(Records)
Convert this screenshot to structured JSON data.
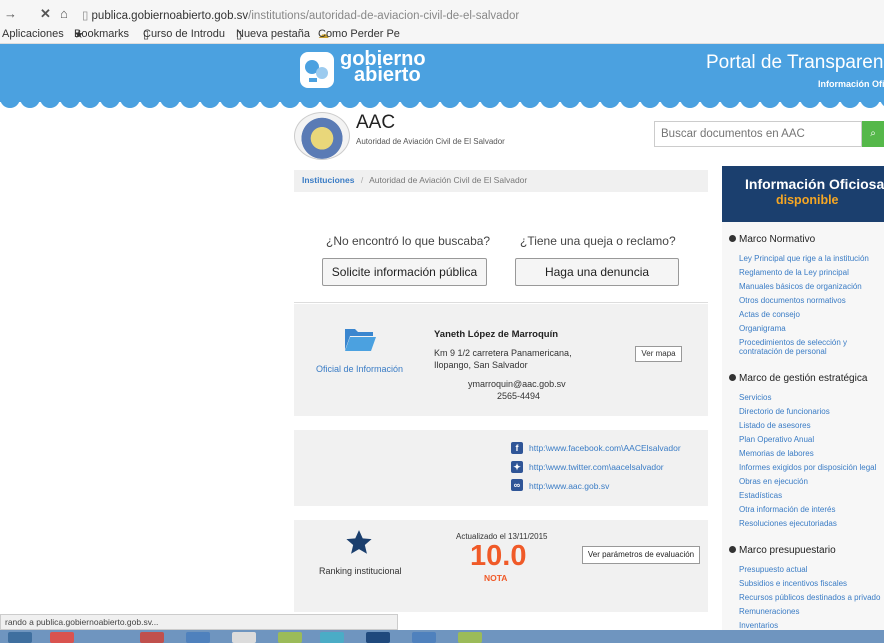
{
  "browser": {
    "url_host": "publica.gobiernoabierto.gob.sv",
    "url_path": "/institutions/autoridad-de-aviacion-civil-de-el-salvador",
    "bookmarks": [
      "Aplicaciones",
      "Bookmarks",
      "Curso de Introdu",
      "Nueva pestaña",
      "Como Perder Pe"
    ],
    "status": "rando a publica.gobiernoabierto.gob.sv..."
  },
  "header": {
    "logo_line1": "gobierno",
    "logo_line2": "abierto",
    "portal_title": "Portal de Transparenci",
    "portal_sub": "Información Ofici"
  },
  "institution": {
    "abbr": "AAC",
    "name": "Autoridad de Aviación Civil de El Salvador",
    "search_placeholder": "Buscar documentos en AAC"
  },
  "breadcrumb": {
    "root": "Instituciones",
    "sep": "/",
    "current": "Autoridad de Aviación Civil de El Salvador"
  },
  "help": {
    "q1": "¿No encontró lo que buscaba?",
    "q2": "¿Tiene una queja o reclamo?",
    "btn1": "Solicite información pública",
    "btn2": "Haga una denuncia"
  },
  "officer": {
    "label": "Oficial de Información",
    "name": "Yaneth López de Marroquín",
    "address1": "Km 9 1/2 carretera Panamericana,",
    "address2": "Ilopango, San Salvador",
    "email": "ymarroquin@aac.gob.sv",
    "phone": "2565-4494",
    "map_btn": "Ver mapa"
  },
  "social": {
    "facebook": "http:\\www.facebook.com\\AACElsalvador",
    "twitter": "http:\\www.twitter.com\\aacelsalvador",
    "web": "http:\\www.aac.gob.sv"
  },
  "ranking": {
    "label": "Ranking institucional",
    "updated": "Actualizado el 13/11/2015",
    "score": "10.0",
    "score_label": "NOTA",
    "eval_btn": "Ver parámetros de evaluación"
  },
  "sidebar": {
    "title": "Información Oficiosa",
    "subtitle": "disponible",
    "sections": [
      {
        "heading": "Marco Normativo",
        "links": [
          "Ley Principal que rige a la institución",
          "Reglamento de la Ley principal",
          "Manuales básicos de organización",
          "Otros documentos normativos",
          "Actas de consejo",
          "Organigrama",
          "Procedimientos de selección y",
          "contratación de personal"
        ]
      },
      {
        "heading": "Marco de gestión estratégica",
        "links": [
          "Servicios",
          "Directorio de funcionarios",
          "Listado de asesores",
          "Plan Operativo Anual",
          "Memorias de labores",
          "Informes exigidos por disposición legal",
          "Obras en ejecución",
          "Estadísticas",
          "Otra información de interés",
          "Resoluciones ejecutoriadas"
        ]
      },
      {
        "heading": "Marco presupuestario",
        "links": [
          "Presupuesto actual",
          "Subsidios e incentivos fiscales",
          "Recursos públicos destinados a privado",
          "Remuneraciones",
          "Inventarios"
        ]
      }
    ]
  },
  "colors": {
    "header_blue": "#4ba1e0",
    "sidebar_navy": "#1b3f6e",
    "accent_orange": "#f05a28",
    "link_blue": "#3a7cc5"
  }
}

Prompt:
Repeat each record exactly as shown above, dropping all images.

Answer in full:
Convert this screenshot to structured JSON data.
{
  "browser": {
    "url_host": "publica.gobiernoabierto.gob.sv",
    "url_path": "/institutions/autoridad-de-aviacion-civil-de-el-salvador",
    "bookmarks": [
      "Aplicaciones",
      "Bookmarks",
      "Curso de Introdu",
      "Nueva pestaña",
      "Como Perder Pe"
    ],
    "status": "rando a publica.gobiernoabierto.gob.sv..."
  },
  "header": {
    "logo_line1": "gobierno",
    "logo_line2": "abierto",
    "portal_title": "Portal de Transparenci",
    "portal_sub": "Información Ofici"
  },
  "institution": {
    "abbr": "AAC",
    "name": "Autoridad de Aviación Civil de El Salvador",
    "search_placeholder": "Buscar documentos en AAC"
  },
  "breadcrumb": {
    "root": "Instituciones",
    "sep": "/",
    "current": "Autoridad de Aviación Civil de El Salvador"
  },
  "help": {
    "q1": "¿No encontró lo que buscaba?",
    "q2": "¿Tiene una queja o reclamo?",
    "btn1": "Solicite información pública",
    "btn2": "Haga una denuncia"
  },
  "officer": {
    "label": "Oficial de Información",
    "name": "Yaneth López de Marroquín",
    "address1": "Km 9 1/2 carretera Panamericana,",
    "address2": "Ilopango, San Salvador",
    "email": "ymarroquin@aac.gob.sv",
    "phone": "2565-4494",
    "map_btn": "Ver mapa"
  },
  "social": {
    "facebook": "http:\\www.facebook.com\\AACElsalvador",
    "twitter": "http:\\www.twitter.com\\aacelsalvador",
    "web": "http:\\www.aac.gob.sv"
  },
  "ranking": {
    "label": "Ranking institucional",
    "updated": "Actualizado el 13/11/2015",
    "score": "10.0",
    "score_label": "NOTA",
    "eval_btn": "Ver parámetros de evaluación"
  },
  "sidebar": {
    "title": "Información Oficiosa",
    "subtitle": "disponible",
    "sections": [
      {
        "heading": "Marco Normativo",
        "links": [
          "Ley Principal que rige a la institución",
          "Reglamento de la Ley principal",
          "Manuales básicos de organización",
          "Otros documentos normativos",
          "Actas de consejo",
          "Organigrama",
          "Procedimientos de selección y",
          "contratación de personal"
        ]
      },
      {
        "heading": "Marco de gestión estratégica",
        "links": [
          "Servicios",
          "Directorio de funcionarios",
          "Listado de asesores",
          "Plan Operativo Anual",
          "Memorias de labores",
          "Informes exigidos por disposición legal",
          "Obras en ejecución",
          "Estadísticas",
          "Otra información de interés",
          "Resoluciones ejecutoriadas"
        ]
      },
      {
        "heading": "Marco presupuestario",
        "links": [
          "Presupuesto actual",
          "Subsidios e incentivos fiscales",
          "Recursos públicos destinados a privado",
          "Remuneraciones",
          "Inventarios"
        ]
      }
    ]
  },
  "colors": {
    "header_blue": "#4ba1e0",
    "sidebar_navy": "#1b3f6e",
    "accent_orange": "#f05a28",
    "link_blue": "#3a7cc5"
  }
}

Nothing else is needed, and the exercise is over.